• **ENTRIES**
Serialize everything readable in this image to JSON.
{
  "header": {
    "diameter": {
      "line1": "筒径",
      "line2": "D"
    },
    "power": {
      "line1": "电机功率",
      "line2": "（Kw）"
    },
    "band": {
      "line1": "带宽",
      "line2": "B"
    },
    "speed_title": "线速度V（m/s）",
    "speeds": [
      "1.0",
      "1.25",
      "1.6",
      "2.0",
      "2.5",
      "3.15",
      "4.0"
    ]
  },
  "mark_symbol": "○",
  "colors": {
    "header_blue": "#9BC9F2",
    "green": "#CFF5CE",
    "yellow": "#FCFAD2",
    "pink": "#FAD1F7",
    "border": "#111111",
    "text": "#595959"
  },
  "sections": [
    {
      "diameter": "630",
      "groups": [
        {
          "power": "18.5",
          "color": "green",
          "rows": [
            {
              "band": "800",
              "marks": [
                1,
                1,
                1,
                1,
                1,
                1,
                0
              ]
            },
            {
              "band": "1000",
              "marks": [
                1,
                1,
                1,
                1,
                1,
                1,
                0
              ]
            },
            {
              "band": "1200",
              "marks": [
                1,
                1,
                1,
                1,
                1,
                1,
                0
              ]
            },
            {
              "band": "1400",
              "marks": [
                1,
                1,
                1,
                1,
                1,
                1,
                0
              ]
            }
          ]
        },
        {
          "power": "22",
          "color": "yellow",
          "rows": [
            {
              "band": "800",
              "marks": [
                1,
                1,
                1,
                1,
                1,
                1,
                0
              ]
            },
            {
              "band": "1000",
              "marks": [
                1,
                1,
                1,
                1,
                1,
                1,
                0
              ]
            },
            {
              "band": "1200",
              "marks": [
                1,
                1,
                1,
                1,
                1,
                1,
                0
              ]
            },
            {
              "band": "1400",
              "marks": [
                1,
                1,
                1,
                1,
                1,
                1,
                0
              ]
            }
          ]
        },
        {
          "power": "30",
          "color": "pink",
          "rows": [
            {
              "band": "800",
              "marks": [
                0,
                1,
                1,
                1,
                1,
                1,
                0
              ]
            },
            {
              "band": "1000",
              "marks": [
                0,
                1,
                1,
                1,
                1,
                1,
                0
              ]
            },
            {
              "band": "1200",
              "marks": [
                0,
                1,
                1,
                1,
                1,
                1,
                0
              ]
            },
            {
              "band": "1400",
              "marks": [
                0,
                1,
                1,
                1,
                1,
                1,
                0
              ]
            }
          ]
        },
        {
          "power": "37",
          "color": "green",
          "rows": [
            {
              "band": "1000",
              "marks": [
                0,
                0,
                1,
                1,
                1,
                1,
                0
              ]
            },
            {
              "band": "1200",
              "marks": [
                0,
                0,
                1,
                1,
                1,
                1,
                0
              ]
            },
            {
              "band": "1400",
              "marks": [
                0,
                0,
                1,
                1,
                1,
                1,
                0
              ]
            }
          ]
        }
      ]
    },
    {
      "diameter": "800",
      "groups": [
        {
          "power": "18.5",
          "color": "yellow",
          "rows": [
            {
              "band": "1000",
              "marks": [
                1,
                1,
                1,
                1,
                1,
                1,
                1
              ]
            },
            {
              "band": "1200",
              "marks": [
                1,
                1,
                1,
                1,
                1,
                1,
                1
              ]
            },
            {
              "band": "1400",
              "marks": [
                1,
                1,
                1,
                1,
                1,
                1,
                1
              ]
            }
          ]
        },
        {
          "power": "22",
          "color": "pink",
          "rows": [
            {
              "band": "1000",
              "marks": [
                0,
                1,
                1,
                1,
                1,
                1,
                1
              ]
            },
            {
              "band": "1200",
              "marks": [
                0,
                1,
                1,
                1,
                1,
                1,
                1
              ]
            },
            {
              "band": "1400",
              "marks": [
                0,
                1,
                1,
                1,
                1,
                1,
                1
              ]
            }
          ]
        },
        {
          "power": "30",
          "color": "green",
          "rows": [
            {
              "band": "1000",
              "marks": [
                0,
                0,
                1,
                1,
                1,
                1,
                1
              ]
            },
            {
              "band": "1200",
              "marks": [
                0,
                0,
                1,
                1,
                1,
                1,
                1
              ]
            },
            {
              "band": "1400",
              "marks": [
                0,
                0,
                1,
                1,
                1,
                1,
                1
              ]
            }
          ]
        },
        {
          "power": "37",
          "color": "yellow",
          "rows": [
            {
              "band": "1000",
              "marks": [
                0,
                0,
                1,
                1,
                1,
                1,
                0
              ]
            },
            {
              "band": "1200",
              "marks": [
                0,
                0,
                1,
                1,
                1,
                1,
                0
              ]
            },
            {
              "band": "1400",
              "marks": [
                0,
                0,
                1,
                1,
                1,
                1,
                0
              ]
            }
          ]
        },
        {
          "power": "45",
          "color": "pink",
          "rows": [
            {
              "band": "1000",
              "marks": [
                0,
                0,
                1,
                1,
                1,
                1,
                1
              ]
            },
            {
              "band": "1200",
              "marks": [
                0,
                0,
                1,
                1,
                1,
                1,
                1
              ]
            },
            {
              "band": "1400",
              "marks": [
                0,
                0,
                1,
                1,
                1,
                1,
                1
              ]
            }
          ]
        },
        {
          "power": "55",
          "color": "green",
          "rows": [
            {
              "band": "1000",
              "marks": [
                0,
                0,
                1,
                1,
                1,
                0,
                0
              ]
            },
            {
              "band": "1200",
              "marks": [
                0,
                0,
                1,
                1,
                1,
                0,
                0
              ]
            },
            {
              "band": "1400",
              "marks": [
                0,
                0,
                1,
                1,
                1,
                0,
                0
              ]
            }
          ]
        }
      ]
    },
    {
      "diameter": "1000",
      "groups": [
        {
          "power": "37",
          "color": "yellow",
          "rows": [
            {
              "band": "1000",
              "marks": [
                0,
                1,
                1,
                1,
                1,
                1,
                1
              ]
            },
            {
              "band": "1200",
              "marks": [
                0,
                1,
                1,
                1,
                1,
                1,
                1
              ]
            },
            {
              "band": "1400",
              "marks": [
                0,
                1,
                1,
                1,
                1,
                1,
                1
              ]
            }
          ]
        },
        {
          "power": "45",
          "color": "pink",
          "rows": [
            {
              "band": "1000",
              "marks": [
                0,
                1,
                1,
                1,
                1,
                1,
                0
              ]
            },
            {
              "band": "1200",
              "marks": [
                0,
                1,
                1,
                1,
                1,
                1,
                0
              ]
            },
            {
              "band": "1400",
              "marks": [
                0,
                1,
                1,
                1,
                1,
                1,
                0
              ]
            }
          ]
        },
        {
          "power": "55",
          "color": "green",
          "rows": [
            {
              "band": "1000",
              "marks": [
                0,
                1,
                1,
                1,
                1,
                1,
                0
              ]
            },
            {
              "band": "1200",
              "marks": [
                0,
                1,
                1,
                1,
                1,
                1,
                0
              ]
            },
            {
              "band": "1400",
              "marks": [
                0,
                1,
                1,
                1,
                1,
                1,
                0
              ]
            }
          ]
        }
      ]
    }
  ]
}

• **TASK BRIEF**
Retype the data in full and match it exactly.

• **TASK ANSWER**
Serialize everything readable in this image to JSON.
{
  "header": {
    "diameter": {
      "line1": "筒径",
      "line2": "D"
    },
    "power": {
      "line1": "电机功率",
      "line2": "（Kw）"
    },
    "band": {
      "line1": "带宽",
      "line2": "B"
    },
    "speed_title": "线速度V（m/s）",
    "speeds": [
      "1.0",
      "1.25",
      "1.6",
      "2.0",
      "2.5",
      "3.15",
      "4.0"
    ]
  },
  "mark_symbol": "○",
  "colors": {
    "header_blue": "#9BC9F2",
    "green": "#CFF5CE",
    "yellow": "#FCFAD2",
    "pink": "#FAD1F7",
    "border": "#111111",
    "text": "#595959"
  },
  "sections": [
    {
      "diameter": "630",
      "groups": [
        {
          "power": "18.5",
          "color": "green",
          "rows": [
            {
              "band": "800",
              "marks": [
                1,
                1,
                1,
                1,
                1,
                1,
                0
              ]
            },
            {
              "band": "1000",
              "marks": [
                1,
                1,
                1,
                1,
                1,
                1,
                0
              ]
            },
            {
              "band": "1200",
              "marks": [
                1,
                1,
                1,
                1,
                1,
                1,
                0
              ]
            },
            {
              "band": "1400",
              "marks": [
                1,
                1,
                1,
                1,
                1,
                1,
                0
              ]
            }
          ]
        },
        {
          "power": "22",
          "color": "yellow",
          "rows": [
            {
              "band": "800",
              "marks": [
                1,
                1,
                1,
                1,
                1,
                1,
                0
              ]
            },
            {
              "band": "1000",
              "marks": [
                1,
                1,
                1,
                1,
                1,
                1,
                0
              ]
            },
            {
              "band": "1200",
              "marks": [
                1,
                1,
                1,
                1,
                1,
                1,
                0
              ]
            },
            {
              "band": "1400",
              "marks": [
                1,
                1,
                1,
                1,
                1,
                1,
                0
              ]
            }
          ]
        },
        {
          "power": "30",
          "color": "pink",
          "rows": [
            {
              "band": "800",
              "marks": [
                0,
                1,
                1,
                1,
                1,
                1,
                0
              ]
            },
            {
              "band": "1000",
              "marks": [
                0,
                1,
                1,
                1,
                1,
                1,
                0
              ]
            },
            {
              "band": "1200",
              "marks": [
                0,
                1,
                1,
                1,
                1,
                1,
                0
              ]
            },
            {
              "band": "1400",
              "marks": [
                0,
                1,
                1,
                1,
                1,
                1,
                0
              ]
            }
          ]
        },
        {
          "power": "37",
          "color": "green",
          "rows": [
            {
              "band": "1000",
              "marks": [
                0,
                0,
                1,
                1,
                1,
                1,
                0
              ]
            },
            {
              "band": "1200",
              "marks": [
                0,
                0,
                1,
                1,
                1,
                1,
                0
              ]
            },
            {
              "band": "1400",
              "marks": [
                0,
                0,
                1,
                1,
                1,
                1,
                0
              ]
            }
          ]
        }
      ]
    },
    {
      "diameter": "800",
      "groups": [
        {
          "power": "18.5",
          "color": "yellow",
          "rows": [
            {
              "band": "1000",
              "marks": [
                1,
                1,
                1,
                1,
                1,
                1,
                1
              ]
            },
            {
              "band": "1200",
              "marks": [
                1,
                1,
                1,
                1,
                1,
                1,
                1
              ]
            },
            {
              "band": "1400",
              "marks": [
                1,
                1,
                1,
                1,
                1,
                1,
                1
              ]
            }
          ]
        },
        {
          "power": "22",
          "color": "pink",
          "rows": [
            {
              "band": "1000",
              "marks": [
                0,
                1,
                1,
                1,
                1,
                1,
                1
              ]
            },
            {
              "band": "1200",
              "marks": [
                0,
                1,
                1,
                1,
                1,
                1,
                1
              ]
            },
            {
              "band": "1400",
              "marks": [
                0,
                1,
                1,
                1,
                1,
                1,
                1
              ]
            }
          ]
        },
        {
          "power": "30",
          "color": "green",
          "rows": [
            {
              "band": "1000",
              "marks": [
                0,
                0,
                1,
                1,
                1,
                1,
                1
              ]
            },
            {
              "band": "1200",
              "marks": [
                0,
                0,
                1,
                1,
                1,
                1,
                1
              ]
            },
            {
              "band": "1400",
              "marks": [
                0,
                0,
                1,
                1,
                1,
                1,
                1
              ]
            }
          ]
        },
        {
          "power": "37",
          "color": "yellow",
          "rows": [
            {
              "band": "1000",
              "marks": [
                0,
                0,
                1,
                1,
                1,
                1,
                0
              ]
            },
            {
              "band": "1200",
              "marks": [
                0,
                0,
                1,
                1,
                1,
                1,
                0
              ]
            },
            {
              "band": "1400",
              "marks": [
                0,
                0,
                1,
                1,
                1,
                1,
                0
              ]
            }
          ]
        },
        {
          "power": "45",
          "color": "pink",
          "rows": [
            {
              "band": "1000",
              "marks": [
                0,
                0,
                1,
                1,
                1,
                1,
                1
              ]
            },
            {
              "band": "1200",
              "marks": [
                0,
                0,
                1,
                1,
                1,
                1,
                1
              ]
            },
            {
              "band": "1400",
              "marks": [
                0,
                0,
                1,
                1,
                1,
                1,
                1
              ]
            }
          ]
        },
        {
          "power": "55",
          "color": "green",
          "rows": [
            {
              "band": "1000",
              "marks": [
                0,
                0,
                1,
                1,
                1,
                0,
                0
              ]
            },
            {
              "band": "1200",
              "marks": [
                0,
                0,
                1,
                1,
                1,
                0,
                0
              ]
            },
            {
              "band": "1400",
              "marks": [
                0,
                0,
                1,
                1,
                1,
                0,
                0
              ]
            }
          ]
        }
      ]
    },
    {
      "diameter": "1000",
      "groups": [
        {
          "power": "37",
          "color": "yellow",
          "rows": [
            {
              "band": "1000",
              "marks": [
                0,
                1,
                1,
                1,
                1,
                1,
                1
              ]
            },
            {
              "band": "1200",
              "marks": [
                0,
                1,
                1,
                1,
                1,
                1,
                1
              ]
            },
            {
              "band": "1400",
              "marks": [
                0,
                1,
                1,
                1,
                1,
                1,
                1
              ]
            }
          ]
        },
        {
          "power": "45",
          "color": "pink",
          "rows": [
            {
              "band": "1000",
              "marks": [
                0,
                1,
                1,
                1,
                1,
                1,
                0
              ]
            },
            {
              "band": "1200",
              "marks": [
                0,
                1,
                1,
                1,
                1,
                1,
                0
              ]
            },
            {
              "band": "1400",
              "marks": [
                0,
                1,
                1,
                1,
                1,
                1,
                0
              ]
            }
          ]
        },
        {
          "power": "55",
          "color": "green",
          "rows": [
            {
              "band": "1000",
              "marks": [
                0,
                1,
                1,
                1,
                1,
                1,
                0
              ]
            },
            {
              "band": "1200",
              "marks": [
                0,
                1,
                1,
                1,
                1,
                1,
                0
              ]
            },
            {
              "band": "1400",
              "marks": [
                0,
                1,
                1,
                1,
                1,
                1,
                0
              ]
            }
          ]
        }
      ]
    }
  ]
}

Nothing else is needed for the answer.